◆ What this task involves
Output nothing but the number of lines that include the word "title".

◆ Information given
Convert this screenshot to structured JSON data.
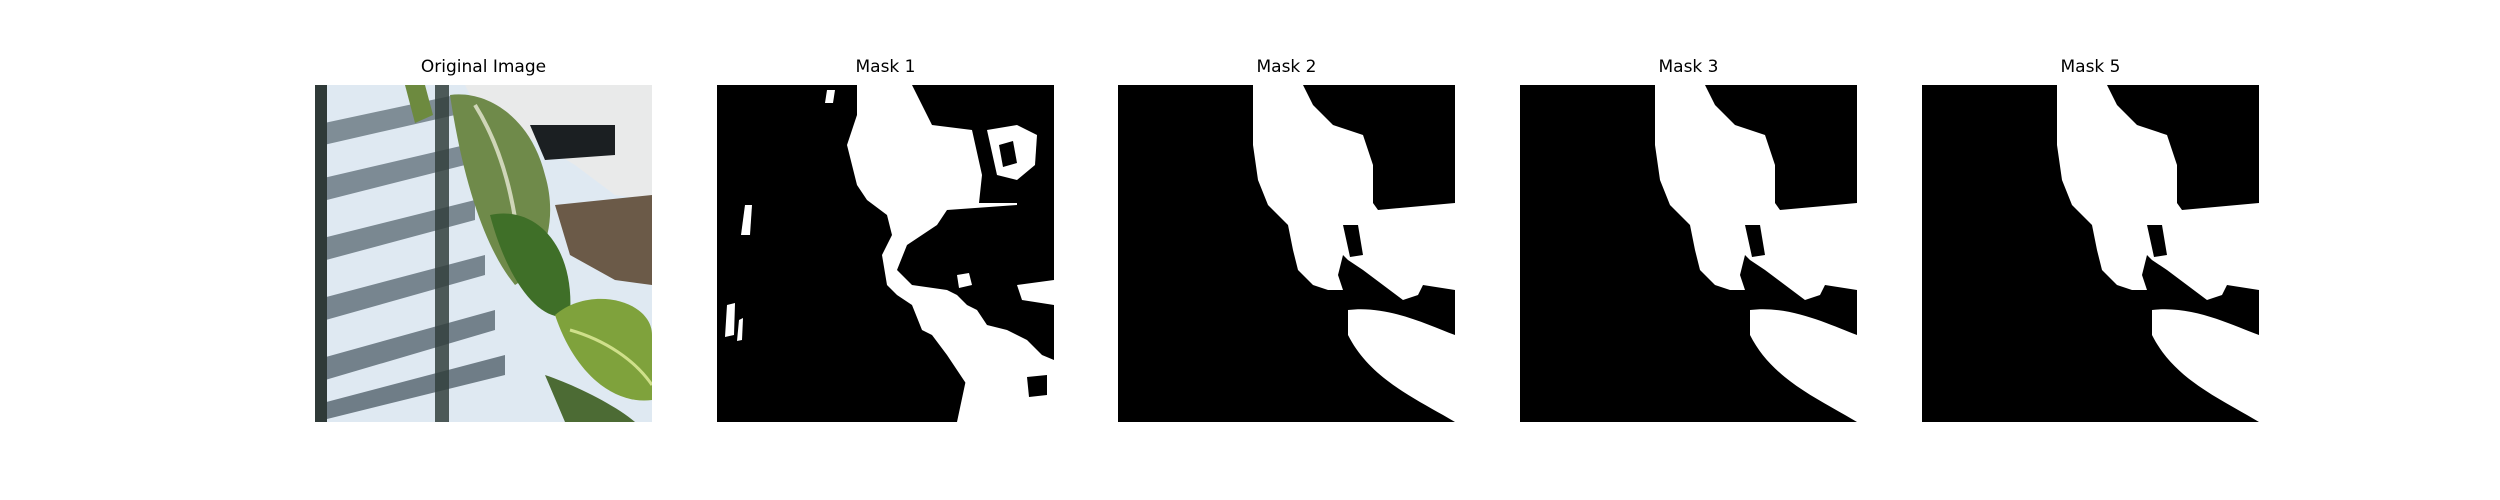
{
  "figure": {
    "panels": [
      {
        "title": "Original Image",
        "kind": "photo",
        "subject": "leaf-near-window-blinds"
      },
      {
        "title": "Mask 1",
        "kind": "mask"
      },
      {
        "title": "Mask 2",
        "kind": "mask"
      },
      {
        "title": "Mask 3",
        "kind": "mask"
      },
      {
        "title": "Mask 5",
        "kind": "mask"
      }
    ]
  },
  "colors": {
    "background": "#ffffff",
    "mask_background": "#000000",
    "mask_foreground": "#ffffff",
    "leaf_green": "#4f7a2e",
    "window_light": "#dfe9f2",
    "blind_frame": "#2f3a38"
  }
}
* * *
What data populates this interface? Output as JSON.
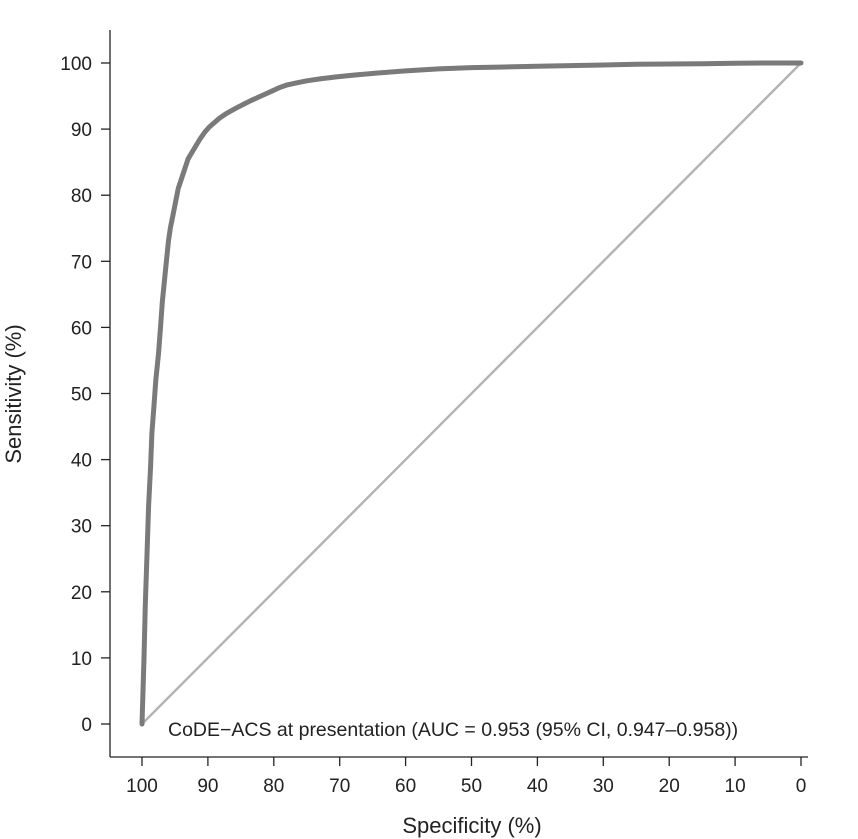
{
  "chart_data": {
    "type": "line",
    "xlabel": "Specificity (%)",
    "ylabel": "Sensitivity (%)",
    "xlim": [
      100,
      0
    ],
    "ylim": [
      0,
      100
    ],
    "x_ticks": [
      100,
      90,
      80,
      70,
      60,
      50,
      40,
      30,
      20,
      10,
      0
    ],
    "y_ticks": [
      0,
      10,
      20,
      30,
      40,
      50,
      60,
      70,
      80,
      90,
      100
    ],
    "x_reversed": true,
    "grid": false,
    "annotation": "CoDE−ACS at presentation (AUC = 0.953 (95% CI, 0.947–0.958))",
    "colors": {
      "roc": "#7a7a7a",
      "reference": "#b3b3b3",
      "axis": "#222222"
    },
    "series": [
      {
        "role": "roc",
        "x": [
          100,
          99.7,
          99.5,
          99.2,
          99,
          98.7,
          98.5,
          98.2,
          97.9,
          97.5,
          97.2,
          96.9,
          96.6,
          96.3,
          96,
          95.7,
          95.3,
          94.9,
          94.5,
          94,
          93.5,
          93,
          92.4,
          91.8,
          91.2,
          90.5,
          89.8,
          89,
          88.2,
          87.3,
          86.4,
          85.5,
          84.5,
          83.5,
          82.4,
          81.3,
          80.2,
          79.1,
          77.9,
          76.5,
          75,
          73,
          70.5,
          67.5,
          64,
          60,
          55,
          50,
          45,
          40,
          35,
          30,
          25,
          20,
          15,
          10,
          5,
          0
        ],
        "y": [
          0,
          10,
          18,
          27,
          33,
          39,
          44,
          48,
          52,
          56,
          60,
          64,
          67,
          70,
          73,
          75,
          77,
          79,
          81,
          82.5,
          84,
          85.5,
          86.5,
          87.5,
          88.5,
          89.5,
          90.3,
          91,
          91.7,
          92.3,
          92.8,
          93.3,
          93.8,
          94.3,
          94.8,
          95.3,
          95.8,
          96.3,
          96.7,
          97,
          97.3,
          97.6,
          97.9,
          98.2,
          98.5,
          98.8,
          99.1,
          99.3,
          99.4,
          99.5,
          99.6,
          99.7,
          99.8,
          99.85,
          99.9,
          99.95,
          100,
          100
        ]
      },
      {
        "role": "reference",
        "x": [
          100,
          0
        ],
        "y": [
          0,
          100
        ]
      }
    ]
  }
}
==
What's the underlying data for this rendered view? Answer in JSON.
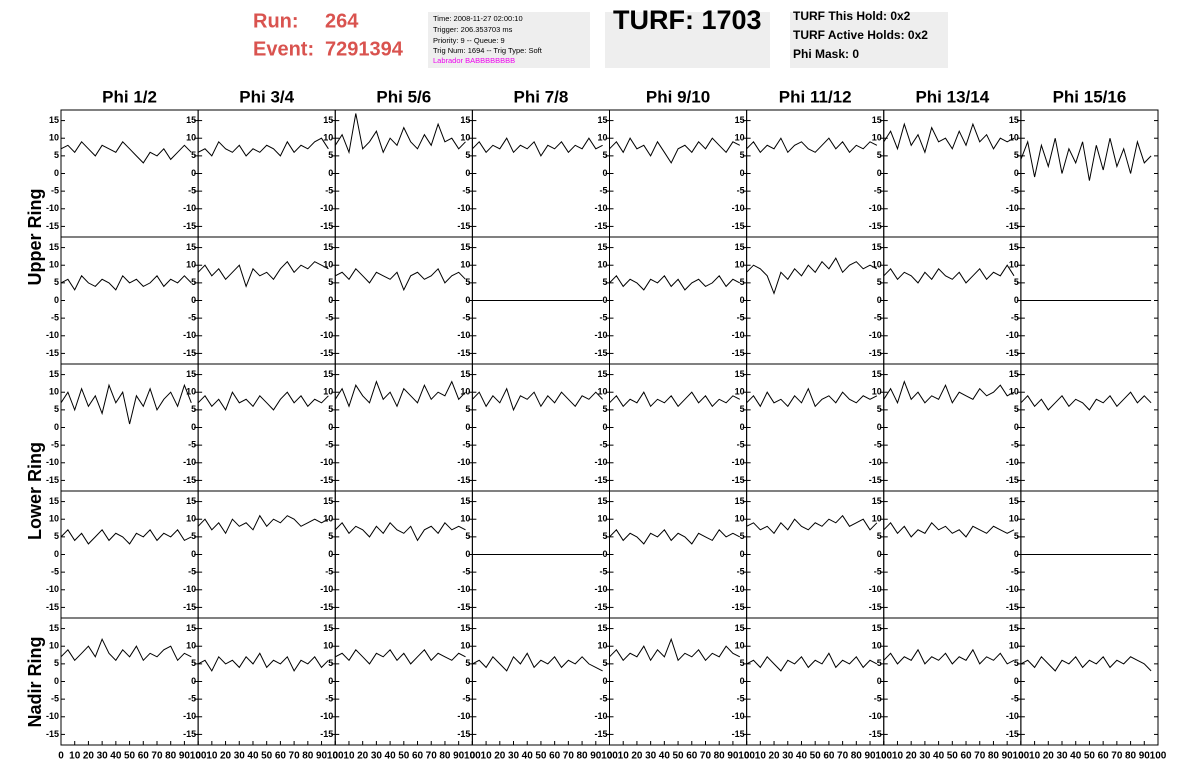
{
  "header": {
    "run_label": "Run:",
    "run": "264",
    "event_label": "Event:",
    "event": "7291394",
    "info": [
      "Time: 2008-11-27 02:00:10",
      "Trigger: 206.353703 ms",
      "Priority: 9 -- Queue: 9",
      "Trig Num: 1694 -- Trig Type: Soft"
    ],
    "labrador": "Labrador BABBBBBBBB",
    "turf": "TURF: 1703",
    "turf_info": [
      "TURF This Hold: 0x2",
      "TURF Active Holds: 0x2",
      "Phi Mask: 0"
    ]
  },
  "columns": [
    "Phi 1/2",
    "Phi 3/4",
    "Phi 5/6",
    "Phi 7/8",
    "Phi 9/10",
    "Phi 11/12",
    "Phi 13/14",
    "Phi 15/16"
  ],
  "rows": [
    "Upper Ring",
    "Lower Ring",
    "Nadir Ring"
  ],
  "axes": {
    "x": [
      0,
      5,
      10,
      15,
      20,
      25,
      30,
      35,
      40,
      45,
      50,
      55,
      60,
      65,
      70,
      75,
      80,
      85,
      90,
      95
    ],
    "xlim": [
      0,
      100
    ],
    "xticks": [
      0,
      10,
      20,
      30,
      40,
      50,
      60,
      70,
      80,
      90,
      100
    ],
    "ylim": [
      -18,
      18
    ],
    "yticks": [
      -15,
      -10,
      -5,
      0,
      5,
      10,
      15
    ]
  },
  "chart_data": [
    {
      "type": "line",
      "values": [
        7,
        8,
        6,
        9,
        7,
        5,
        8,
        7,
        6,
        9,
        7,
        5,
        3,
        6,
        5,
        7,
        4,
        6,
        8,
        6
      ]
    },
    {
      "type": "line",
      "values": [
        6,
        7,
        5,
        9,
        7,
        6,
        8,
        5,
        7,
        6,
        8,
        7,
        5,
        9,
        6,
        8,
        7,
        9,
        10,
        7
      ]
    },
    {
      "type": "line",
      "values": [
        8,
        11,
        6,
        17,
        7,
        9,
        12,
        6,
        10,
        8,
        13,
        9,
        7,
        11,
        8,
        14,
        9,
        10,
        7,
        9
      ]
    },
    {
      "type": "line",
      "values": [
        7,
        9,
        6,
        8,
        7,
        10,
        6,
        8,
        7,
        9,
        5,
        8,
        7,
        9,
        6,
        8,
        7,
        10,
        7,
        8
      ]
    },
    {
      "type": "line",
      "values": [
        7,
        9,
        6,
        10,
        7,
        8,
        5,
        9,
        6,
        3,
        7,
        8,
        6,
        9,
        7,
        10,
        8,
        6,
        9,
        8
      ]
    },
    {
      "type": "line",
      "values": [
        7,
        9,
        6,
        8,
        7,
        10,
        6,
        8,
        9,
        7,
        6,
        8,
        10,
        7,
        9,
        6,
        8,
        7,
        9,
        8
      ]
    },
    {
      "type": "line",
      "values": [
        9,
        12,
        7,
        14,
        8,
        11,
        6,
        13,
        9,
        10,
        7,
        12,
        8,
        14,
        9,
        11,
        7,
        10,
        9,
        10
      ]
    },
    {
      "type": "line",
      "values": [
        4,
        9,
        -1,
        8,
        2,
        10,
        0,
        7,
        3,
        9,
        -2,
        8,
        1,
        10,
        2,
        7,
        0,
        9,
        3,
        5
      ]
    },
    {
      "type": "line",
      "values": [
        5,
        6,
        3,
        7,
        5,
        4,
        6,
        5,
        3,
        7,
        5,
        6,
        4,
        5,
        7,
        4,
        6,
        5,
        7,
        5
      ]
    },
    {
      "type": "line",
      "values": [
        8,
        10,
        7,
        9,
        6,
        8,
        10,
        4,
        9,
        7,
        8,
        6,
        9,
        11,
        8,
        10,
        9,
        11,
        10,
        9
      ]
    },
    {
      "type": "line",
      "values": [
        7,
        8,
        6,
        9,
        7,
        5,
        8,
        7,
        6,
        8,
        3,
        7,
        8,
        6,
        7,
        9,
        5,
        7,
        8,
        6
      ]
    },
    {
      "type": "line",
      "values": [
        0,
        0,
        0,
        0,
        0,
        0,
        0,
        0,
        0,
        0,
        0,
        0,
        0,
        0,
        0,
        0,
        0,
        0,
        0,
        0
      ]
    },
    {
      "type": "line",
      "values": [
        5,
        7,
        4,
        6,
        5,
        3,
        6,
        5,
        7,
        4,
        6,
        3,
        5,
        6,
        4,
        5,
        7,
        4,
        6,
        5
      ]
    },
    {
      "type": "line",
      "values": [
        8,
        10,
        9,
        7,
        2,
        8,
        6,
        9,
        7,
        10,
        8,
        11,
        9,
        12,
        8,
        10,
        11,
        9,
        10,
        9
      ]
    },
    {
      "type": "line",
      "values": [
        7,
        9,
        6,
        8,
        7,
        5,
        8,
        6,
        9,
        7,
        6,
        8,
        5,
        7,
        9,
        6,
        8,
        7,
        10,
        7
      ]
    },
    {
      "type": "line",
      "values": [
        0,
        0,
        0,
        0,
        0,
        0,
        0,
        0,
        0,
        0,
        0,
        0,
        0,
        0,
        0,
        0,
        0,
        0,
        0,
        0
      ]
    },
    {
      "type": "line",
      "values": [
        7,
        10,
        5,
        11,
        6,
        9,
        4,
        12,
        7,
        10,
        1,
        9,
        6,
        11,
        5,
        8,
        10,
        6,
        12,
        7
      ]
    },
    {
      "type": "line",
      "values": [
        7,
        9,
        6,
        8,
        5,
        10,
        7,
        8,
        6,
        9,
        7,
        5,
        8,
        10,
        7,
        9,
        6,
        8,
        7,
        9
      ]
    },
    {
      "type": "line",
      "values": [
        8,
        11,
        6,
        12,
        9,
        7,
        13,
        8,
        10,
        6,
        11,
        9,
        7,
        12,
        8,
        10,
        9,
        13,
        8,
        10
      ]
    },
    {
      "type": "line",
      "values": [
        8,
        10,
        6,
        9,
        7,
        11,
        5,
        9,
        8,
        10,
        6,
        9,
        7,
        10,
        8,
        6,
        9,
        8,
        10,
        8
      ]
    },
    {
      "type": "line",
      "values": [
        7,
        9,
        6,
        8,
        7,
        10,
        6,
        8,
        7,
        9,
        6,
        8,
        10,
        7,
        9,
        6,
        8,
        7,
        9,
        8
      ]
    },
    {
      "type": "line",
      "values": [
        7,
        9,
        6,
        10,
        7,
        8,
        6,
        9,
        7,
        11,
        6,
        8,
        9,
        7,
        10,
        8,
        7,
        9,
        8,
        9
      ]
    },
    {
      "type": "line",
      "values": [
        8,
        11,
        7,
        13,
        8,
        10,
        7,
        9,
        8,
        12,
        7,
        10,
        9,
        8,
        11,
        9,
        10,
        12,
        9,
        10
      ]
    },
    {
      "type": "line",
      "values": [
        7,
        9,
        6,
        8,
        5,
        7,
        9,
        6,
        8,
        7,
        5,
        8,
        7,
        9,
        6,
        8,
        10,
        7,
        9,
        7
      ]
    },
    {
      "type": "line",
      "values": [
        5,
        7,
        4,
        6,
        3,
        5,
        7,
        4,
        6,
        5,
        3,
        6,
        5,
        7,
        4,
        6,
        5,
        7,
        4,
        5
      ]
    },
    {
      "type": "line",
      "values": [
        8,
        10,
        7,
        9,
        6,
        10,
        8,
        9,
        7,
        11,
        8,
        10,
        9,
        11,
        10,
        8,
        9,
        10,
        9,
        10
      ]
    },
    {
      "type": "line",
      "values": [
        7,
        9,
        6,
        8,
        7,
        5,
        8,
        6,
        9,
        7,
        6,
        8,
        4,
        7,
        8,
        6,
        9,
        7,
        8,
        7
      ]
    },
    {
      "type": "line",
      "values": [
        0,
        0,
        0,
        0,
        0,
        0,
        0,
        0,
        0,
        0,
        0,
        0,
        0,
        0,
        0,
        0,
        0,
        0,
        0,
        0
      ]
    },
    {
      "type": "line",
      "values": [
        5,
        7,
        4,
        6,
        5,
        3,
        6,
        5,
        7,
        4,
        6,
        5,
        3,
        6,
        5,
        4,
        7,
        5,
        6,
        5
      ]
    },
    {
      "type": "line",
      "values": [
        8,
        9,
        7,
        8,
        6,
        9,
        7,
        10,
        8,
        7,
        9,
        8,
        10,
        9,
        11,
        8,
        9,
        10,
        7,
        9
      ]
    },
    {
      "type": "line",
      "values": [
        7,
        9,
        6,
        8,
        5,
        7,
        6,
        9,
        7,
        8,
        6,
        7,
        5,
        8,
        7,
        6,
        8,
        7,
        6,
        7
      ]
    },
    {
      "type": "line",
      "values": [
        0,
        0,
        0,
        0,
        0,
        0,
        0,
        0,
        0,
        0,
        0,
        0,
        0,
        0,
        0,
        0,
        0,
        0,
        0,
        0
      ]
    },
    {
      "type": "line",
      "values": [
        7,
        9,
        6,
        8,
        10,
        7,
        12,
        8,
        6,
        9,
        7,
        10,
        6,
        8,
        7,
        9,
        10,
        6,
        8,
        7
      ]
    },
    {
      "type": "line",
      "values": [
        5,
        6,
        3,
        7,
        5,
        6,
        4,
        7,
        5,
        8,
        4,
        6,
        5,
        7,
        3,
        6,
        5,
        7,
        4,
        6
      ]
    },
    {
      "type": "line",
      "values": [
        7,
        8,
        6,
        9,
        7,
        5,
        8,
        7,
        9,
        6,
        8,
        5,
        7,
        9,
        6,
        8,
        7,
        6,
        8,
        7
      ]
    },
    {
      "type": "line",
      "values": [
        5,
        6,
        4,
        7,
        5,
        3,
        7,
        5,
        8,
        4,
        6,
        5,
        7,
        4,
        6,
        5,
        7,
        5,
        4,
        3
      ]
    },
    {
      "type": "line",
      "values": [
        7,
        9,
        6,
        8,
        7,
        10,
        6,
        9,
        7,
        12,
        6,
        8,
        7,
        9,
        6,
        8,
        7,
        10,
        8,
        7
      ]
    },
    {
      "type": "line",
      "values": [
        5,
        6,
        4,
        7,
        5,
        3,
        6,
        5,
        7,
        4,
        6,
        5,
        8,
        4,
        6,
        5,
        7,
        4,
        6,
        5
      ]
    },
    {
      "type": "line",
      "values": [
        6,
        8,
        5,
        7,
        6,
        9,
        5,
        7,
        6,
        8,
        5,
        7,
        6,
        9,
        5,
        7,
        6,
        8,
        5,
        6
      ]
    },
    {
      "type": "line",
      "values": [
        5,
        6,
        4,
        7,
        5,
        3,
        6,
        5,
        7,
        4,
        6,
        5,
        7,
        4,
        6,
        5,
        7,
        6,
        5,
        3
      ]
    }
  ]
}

◆ Answer to the problem
5